(Rows from a dataset)

"""

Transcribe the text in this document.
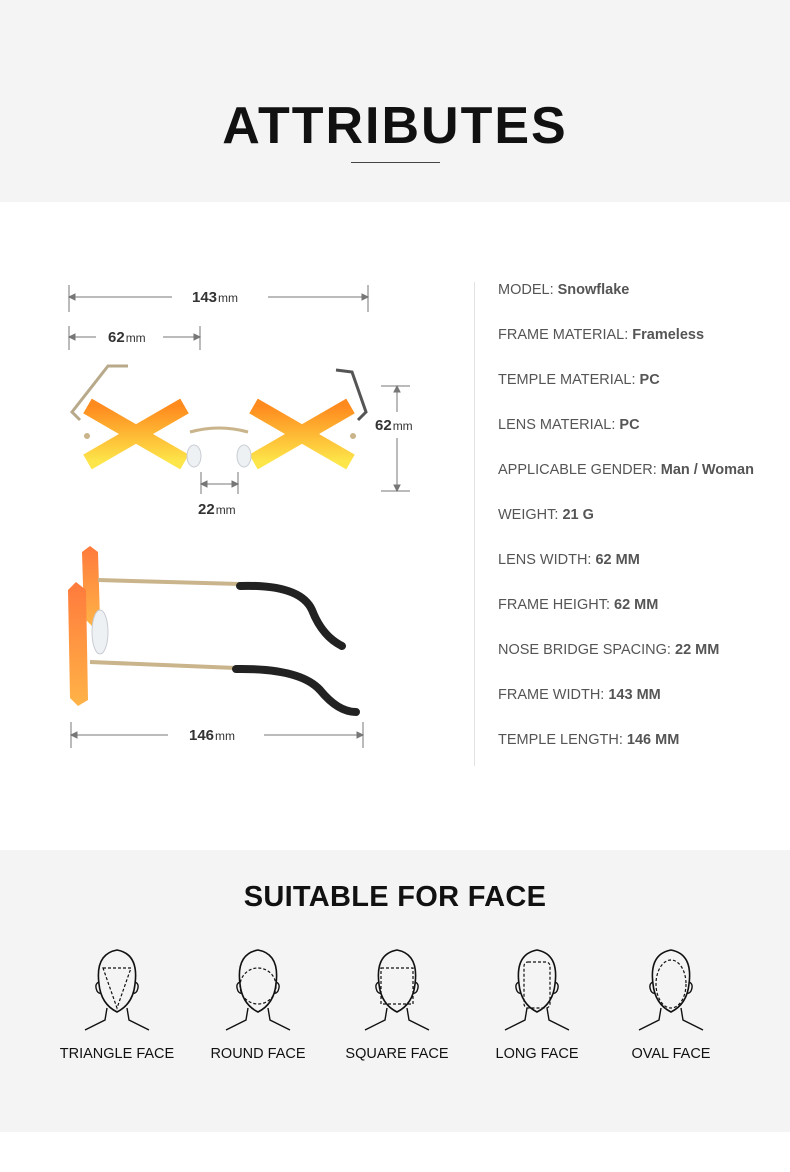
ATTRIBUTES
143mm
62mm
62mm
22mm
146mm
MODEL: Snowflake
FRAME MATERIAL: Frameless
TEMPLE MATERIAL: PC
LENS MATERIAL: PC
APPLICABLE GENDER: Man / Woman
WEIGHT: 21 G
LENS WIDTH: 62 MM
FRAME HEIGHT: 62 MM
NOSE BRIDGE SPACING: 22 MM
FRAME WIDTH: 143 MM
TEMPLE LENGTH: 146 MM
SUITABLE FOR FACE
TRIANGLE FACE	ROUND FACE	SQUARE FACE	LONG FACE	OVAL FACE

"""

### Exercise task
Omit pictures; set down the rest of the material word for word.

### Solution
Transcribe the text in this document.
ATTRIBUTES
143mm
62mm
62mm
22mm
146mm
MODEL: Snowflake
FRAME MATERIAL: Frameless
TEMPLE MATERIAL: PC
LENS MATERIAL: PC
APPLICABLE GENDER: Man / Woman
WEIGHT: 21 G
LENS WIDTH: 62 MM
FRAME HEIGHT: 62 MM
NOSE BRIDGE SPACING: 22 MM
FRAME WIDTH: 143 MM
TEMPLE LENGTH: 146 MM
SUITABLE FOR FACE
TRIANGLE FACE	ROUND FACE	SQUARE FACE	LONG FACE	OVAL FACE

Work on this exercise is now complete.